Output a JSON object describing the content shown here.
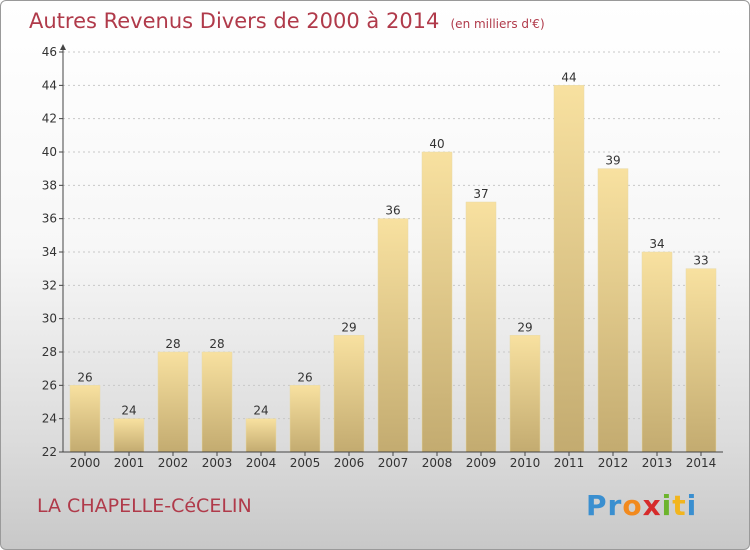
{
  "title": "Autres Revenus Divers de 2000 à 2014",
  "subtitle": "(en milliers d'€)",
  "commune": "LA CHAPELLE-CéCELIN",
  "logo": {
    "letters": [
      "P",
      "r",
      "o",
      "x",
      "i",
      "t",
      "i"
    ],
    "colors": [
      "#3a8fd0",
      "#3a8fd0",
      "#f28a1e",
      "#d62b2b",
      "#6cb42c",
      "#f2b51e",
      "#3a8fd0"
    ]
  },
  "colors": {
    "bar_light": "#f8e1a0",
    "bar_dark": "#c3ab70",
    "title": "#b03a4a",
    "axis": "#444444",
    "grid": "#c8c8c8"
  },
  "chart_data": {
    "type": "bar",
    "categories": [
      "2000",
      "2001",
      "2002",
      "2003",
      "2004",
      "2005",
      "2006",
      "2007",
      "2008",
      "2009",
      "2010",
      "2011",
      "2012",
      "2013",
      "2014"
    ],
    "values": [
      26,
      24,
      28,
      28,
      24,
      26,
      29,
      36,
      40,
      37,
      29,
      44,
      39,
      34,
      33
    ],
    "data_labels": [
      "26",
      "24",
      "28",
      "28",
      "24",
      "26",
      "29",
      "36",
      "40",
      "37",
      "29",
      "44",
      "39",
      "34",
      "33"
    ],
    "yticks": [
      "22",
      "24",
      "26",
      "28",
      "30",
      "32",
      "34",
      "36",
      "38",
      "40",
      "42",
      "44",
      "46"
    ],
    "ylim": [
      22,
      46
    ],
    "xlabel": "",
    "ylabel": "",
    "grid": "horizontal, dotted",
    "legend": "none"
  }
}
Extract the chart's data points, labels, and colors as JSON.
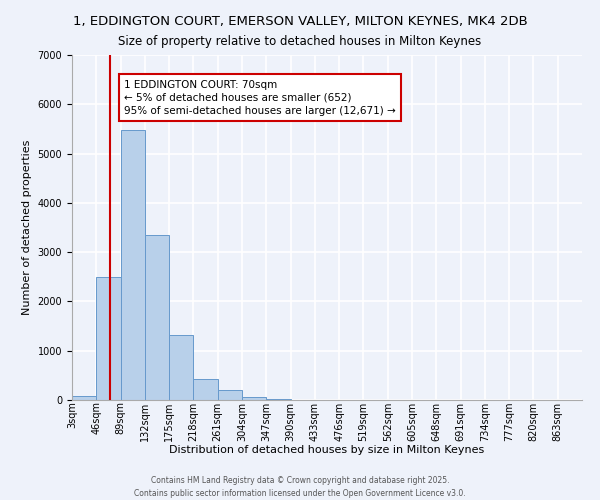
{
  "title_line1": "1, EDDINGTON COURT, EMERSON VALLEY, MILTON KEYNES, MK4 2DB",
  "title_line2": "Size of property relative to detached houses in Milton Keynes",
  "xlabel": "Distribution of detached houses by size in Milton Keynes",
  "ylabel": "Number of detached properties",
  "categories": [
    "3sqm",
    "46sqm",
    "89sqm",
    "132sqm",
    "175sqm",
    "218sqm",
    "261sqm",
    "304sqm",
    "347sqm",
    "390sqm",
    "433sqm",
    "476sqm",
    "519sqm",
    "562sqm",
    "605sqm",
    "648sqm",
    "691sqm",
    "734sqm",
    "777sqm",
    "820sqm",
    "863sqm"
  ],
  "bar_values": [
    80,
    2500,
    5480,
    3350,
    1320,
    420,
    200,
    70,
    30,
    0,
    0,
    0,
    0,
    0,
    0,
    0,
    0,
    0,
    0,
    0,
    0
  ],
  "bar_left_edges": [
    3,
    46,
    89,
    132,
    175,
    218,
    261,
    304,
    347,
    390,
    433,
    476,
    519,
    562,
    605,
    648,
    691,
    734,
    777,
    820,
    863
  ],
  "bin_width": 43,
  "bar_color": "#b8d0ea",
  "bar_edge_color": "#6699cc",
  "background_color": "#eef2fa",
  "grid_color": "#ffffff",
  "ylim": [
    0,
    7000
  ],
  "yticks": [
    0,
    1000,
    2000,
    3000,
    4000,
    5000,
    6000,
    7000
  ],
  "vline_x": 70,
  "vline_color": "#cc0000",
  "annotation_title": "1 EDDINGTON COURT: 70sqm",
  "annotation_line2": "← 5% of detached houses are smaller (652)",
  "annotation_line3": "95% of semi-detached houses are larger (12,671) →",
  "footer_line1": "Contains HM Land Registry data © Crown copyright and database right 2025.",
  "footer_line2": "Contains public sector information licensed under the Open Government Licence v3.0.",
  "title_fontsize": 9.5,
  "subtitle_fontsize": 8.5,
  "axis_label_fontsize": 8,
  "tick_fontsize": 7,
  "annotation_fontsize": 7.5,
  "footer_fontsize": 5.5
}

(Problem) Every record above should be written out again exactly; the pictures stay out of the copy.

(Response)
Output a JSON object describing the content shown here.
{
  "title": "Autres Revenus Divers de 2000 à 2014",
  "subtitle": "(en milliers d'€)",
  "commune": "LA CHAPELLE-CéCELIN",
  "logo": {
    "letters": [
      "P",
      "r",
      "o",
      "x",
      "i",
      "t",
      "i"
    ],
    "colors": [
      "#3a8fd0",
      "#3a8fd0",
      "#f28a1e",
      "#d62b2b",
      "#6cb42c",
      "#f2b51e",
      "#3a8fd0"
    ]
  },
  "colors": {
    "bar_light": "#f8e1a0",
    "bar_dark": "#c3ab70",
    "title": "#b03a4a",
    "axis": "#444444",
    "grid": "#c8c8c8"
  },
  "chart_data": {
    "type": "bar",
    "categories": [
      "2000",
      "2001",
      "2002",
      "2003",
      "2004",
      "2005",
      "2006",
      "2007",
      "2008",
      "2009",
      "2010",
      "2011",
      "2012",
      "2013",
      "2014"
    ],
    "values": [
      26,
      24,
      28,
      28,
      24,
      26,
      29,
      36,
      40,
      37,
      29,
      44,
      39,
      34,
      33
    ],
    "data_labels": [
      "26",
      "24",
      "28",
      "28",
      "24",
      "26",
      "29",
      "36",
      "40",
      "37",
      "29",
      "44",
      "39",
      "34",
      "33"
    ],
    "yticks": [
      "22",
      "24",
      "26",
      "28",
      "30",
      "32",
      "34",
      "36",
      "38",
      "40",
      "42",
      "44",
      "46"
    ],
    "ylim": [
      22,
      46
    ],
    "xlabel": "",
    "ylabel": "",
    "grid": "horizontal, dotted",
    "legend": "none"
  }
}
Extract the chart's data points, labels, and colors as JSON.
{
  "title_line1": "1, EDDINGTON COURT, EMERSON VALLEY, MILTON KEYNES, MK4 2DB",
  "title_line2": "Size of property relative to detached houses in Milton Keynes",
  "xlabel": "Distribution of detached houses by size in Milton Keynes",
  "ylabel": "Number of detached properties",
  "categories": [
    "3sqm",
    "46sqm",
    "89sqm",
    "132sqm",
    "175sqm",
    "218sqm",
    "261sqm",
    "304sqm",
    "347sqm",
    "390sqm",
    "433sqm",
    "476sqm",
    "519sqm",
    "562sqm",
    "605sqm",
    "648sqm",
    "691sqm",
    "734sqm",
    "777sqm",
    "820sqm",
    "863sqm"
  ],
  "bar_values": [
    80,
    2500,
    5480,
    3350,
    1320,
    420,
    200,
    70,
    30,
    0,
    0,
    0,
    0,
    0,
    0,
    0,
    0,
    0,
    0,
    0,
    0
  ],
  "bar_left_edges": [
    3,
    46,
    89,
    132,
    175,
    218,
    261,
    304,
    347,
    390,
    433,
    476,
    519,
    562,
    605,
    648,
    691,
    734,
    777,
    820,
    863
  ],
  "bin_width": 43,
  "bar_color": "#b8d0ea",
  "bar_edge_color": "#6699cc",
  "background_color": "#eef2fa",
  "grid_color": "#ffffff",
  "ylim": [
    0,
    7000
  ],
  "yticks": [
    0,
    1000,
    2000,
    3000,
    4000,
    5000,
    6000,
    7000
  ],
  "vline_x": 70,
  "vline_color": "#cc0000",
  "annotation_title": "1 EDDINGTON COURT: 70sqm",
  "annotation_line2": "← 5% of detached houses are smaller (652)",
  "annotation_line3": "95% of semi-detached houses are larger (12,671) →",
  "footer_line1": "Contains HM Land Registry data © Crown copyright and database right 2025.",
  "footer_line2": "Contains public sector information licensed under the Open Government Licence v3.0.",
  "title_fontsize": 9.5,
  "subtitle_fontsize": 8.5,
  "axis_label_fontsize": 8,
  "tick_fontsize": 7,
  "annotation_fontsize": 7.5,
  "footer_fontsize": 5.5
}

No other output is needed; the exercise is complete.